▸ **Set task**: All of the records listed below should be retyped exactly.

▸ **Exercise materials**:
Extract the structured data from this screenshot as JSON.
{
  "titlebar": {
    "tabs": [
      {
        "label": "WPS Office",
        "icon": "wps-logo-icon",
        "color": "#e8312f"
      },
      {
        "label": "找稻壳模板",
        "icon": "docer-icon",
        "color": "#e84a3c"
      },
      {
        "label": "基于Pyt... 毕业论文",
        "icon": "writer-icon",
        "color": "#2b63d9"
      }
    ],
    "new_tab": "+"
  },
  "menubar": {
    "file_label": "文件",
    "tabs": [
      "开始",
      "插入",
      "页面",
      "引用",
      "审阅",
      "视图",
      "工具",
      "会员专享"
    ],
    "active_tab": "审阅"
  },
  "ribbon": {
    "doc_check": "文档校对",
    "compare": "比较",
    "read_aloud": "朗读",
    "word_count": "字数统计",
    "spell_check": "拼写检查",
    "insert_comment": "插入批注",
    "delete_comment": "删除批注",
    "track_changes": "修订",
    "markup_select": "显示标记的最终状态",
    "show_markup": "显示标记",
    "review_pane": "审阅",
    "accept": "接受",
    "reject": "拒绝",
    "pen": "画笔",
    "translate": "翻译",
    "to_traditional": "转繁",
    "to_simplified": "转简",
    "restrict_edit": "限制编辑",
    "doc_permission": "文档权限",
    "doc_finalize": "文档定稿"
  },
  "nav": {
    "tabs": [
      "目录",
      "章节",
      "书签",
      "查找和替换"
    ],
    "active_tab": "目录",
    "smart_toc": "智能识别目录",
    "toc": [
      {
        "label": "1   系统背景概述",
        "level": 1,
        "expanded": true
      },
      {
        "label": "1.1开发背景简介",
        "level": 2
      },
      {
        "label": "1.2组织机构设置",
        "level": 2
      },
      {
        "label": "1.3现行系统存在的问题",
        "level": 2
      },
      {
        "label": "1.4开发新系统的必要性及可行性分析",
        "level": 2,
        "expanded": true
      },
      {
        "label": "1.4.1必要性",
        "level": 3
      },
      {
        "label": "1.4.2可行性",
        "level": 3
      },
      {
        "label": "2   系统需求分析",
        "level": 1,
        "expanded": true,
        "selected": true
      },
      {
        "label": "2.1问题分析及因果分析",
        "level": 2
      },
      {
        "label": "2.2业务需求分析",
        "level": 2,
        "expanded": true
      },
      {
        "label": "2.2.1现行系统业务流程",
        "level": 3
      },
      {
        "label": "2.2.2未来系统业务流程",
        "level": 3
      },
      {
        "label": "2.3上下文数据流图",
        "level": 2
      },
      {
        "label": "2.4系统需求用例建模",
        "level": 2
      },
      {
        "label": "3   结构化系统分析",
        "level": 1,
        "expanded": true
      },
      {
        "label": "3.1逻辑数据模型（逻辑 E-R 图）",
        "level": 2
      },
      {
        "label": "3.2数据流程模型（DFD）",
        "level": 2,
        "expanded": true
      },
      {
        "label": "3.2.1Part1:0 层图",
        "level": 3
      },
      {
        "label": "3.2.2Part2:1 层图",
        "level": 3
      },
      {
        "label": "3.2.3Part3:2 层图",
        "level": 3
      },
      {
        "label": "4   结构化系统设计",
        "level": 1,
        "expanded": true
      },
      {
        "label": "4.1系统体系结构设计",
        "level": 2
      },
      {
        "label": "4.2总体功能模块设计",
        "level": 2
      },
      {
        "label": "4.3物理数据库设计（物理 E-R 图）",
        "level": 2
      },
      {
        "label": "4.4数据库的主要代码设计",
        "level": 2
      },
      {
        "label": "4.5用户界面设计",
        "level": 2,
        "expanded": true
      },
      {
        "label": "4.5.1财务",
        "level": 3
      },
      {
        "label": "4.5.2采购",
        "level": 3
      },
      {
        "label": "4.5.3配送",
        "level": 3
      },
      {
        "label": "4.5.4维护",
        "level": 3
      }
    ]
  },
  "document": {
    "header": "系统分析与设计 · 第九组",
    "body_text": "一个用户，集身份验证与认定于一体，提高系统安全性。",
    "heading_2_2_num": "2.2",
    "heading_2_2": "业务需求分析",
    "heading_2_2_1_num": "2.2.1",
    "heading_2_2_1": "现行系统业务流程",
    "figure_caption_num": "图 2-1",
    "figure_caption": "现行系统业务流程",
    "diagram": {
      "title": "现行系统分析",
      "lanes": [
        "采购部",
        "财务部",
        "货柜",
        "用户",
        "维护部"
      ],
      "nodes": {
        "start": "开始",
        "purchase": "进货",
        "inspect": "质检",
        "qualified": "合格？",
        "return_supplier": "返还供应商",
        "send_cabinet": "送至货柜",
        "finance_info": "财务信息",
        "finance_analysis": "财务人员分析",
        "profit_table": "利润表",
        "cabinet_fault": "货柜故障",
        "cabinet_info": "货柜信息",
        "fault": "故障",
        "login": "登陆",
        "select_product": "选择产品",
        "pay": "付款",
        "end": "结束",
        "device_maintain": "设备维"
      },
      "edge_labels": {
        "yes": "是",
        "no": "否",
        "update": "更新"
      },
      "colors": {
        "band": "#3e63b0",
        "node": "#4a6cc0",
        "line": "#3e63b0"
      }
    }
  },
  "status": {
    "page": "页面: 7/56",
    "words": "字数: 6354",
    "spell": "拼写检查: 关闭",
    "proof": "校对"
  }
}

▸ **Worked solution**:
Extract the structured data from this screenshot as JSON.
{
  "titlebar": {
    "tabs": [
      {
        "label": "WPS Office",
        "icon": "wps-logo-icon",
        "color": "#e8312f"
      },
      {
        "label": "找稻壳模板",
        "icon": "docer-icon",
        "color": "#e84a3c"
      },
      {
        "label": "基于Pyt... 毕业论文",
        "icon": "writer-icon",
        "color": "#2b63d9"
      }
    ],
    "new_tab": "+"
  },
  "menubar": {
    "file_label": "文件",
    "tabs": [
      "开始",
      "插入",
      "页面",
      "引用",
      "审阅",
      "视图",
      "工具",
      "会员专享"
    ],
    "active_tab": "审阅"
  },
  "ribbon": {
    "doc_check": "文档校对",
    "compare": "比较",
    "read_aloud": "朗读",
    "word_count": "字数统计",
    "spell_check": "拼写检查",
    "insert_comment": "插入批注",
    "delete_comment": "删除批注",
    "track_changes": "修订",
    "markup_select": "显示标记的最终状态",
    "show_markup": "显示标记",
    "review_pane": "审阅",
    "accept": "接受",
    "reject": "拒绝",
    "pen": "画笔",
    "translate": "翻译",
    "to_traditional": "转繁",
    "to_simplified": "转简",
    "restrict_edit": "限制编辑",
    "doc_permission": "文档权限",
    "doc_finalize": "文档定稿"
  },
  "nav": {
    "tabs": [
      "目录",
      "章节",
      "书签",
      "查找和替换"
    ],
    "active_tab": "目录",
    "smart_toc": "智能识别目录",
    "toc": [
      {
        "label": "1   系统背景概述",
        "level": 1,
        "expanded": true
      },
      {
        "label": "1.1开发背景简介",
        "level": 2
      },
      {
        "label": "1.2组织机构设置",
        "level": 2
      },
      {
        "label": "1.3现行系统存在的问题",
        "level": 2
      },
      {
        "label": "1.4开发新系统的必要性及可行性分析",
        "level": 2,
        "expanded": true
      },
      {
        "label": "1.4.1必要性",
        "level": 3
      },
      {
        "label": "1.4.2可行性",
        "level": 3
      },
      {
        "label": "2   系统需求分析",
        "level": 1,
        "expanded": true,
        "selected": true
      },
      {
        "label": "2.1问题分析及因果分析",
        "level": 2
      },
      {
        "label": "2.2业务需求分析",
        "level": 2,
        "expanded": true
      },
      {
        "label": "2.2.1现行系统业务流程",
        "level": 3
      },
      {
        "label": "2.2.2未来系统业务流程",
        "level": 3
      },
      {
        "label": "2.3上下文数据流图",
        "level": 2
      },
      {
        "label": "2.4系统需求用例建模",
        "level": 2
      },
      {
        "label": "3   结构化系统分析",
        "level": 1,
        "expanded": true
      },
      {
        "label": "3.1逻辑数据模型（逻辑 E-R 图）",
        "level": 2
      },
      {
        "label": "3.2数据流程模型（DFD）",
        "level": 2,
        "expanded": true
      },
      {
        "label": "3.2.1Part1:0 层图",
        "level": 3
      },
      {
        "label": "3.2.2Part2:1 层图",
        "level": 3
      },
      {
        "label": "3.2.3Part3:2 层图",
        "level": 3
      },
      {
        "label": "4   结构化系统设计",
        "level": 1,
        "expanded": true
      },
      {
        "label": "4.1系统体系结构设计",
        "level": 2
      },
      {
        "label": "4.2总体功能模块设计",
        "level": 2
      },
      {
        "label": "4.3物理数据库设计（物理 E-R 图）",
        "level": 2
      },
      {
        "label": "4.4数据库的主要代码设计",
        "level": 2
      },
      {
        "label": "4.5用户界面设计",
        "level": 2,
        "expanded": true
      },
      {
        "label": "4.5.1财务",
        "level": 3
      },
      {
        "label": "4.5.2采购",
        "level": 3
      },
      {
        "label": "4.5.3配送",
        "level": 3
      },
      {
        "label": "4.5.4维护",
        "level": 3
      }
    ]
  },
  "document": {
    "header": "系统分析与设计 · 第九组",
    "body_text": "一个用户，集身份验证与认定于一体，提高系统安全性。",
    "heading_2_2_num": "2.2",
    "heading_2_2": "业务需求分析",
    "heading_2_2_1_num": "2.2.1",
    "heading_2_2_1": "现行系统业务流程",
    "figure_caption_num": "图 2-1",
    "figure_caption": "现行系统业务流程",
    "diagram": {
      "title": "现行系统分析",
      "lanes": [
        "采购部",
        "财务部",
        "货柜",
        "用户",
        "维护部"
      ],
      "nodes": {
        "start": "开始",
        "purchase": "进货",
        "inspect": "质检",
        "qualified": "合格？",
        "return_supplier": "返还供应商",
        "send_cabinet": "送至货柜",
        "finance_info": "财务信息",
        "finance_analysis": "财务人员分析",
        "profit_table": "利润表",
        "cabinet_fault": "货柜故障",
        "cabinet_info": "货柜信息",
        "fault": "故障",
        "login": "登陆",
        "select_product": "选择产品",
        "pay": "付款",
        "end": "结束",
        "device_maintain": "设备维"
      },
      "edge_labels": {
        "yes": "是",
        "no": "否",
        "update": "更新"
      },
      "colors": {
        "band": "#3e63b0",
        "node": "#4a6cc0",
        "line": "#3e63b0"
      }
    }
  },
  "status": {
    "page": "页面: 7/56",
    "words": "字数: 6354",
    "spell": "拼写检查: 关闭",
    "proof": "校对"
  }
}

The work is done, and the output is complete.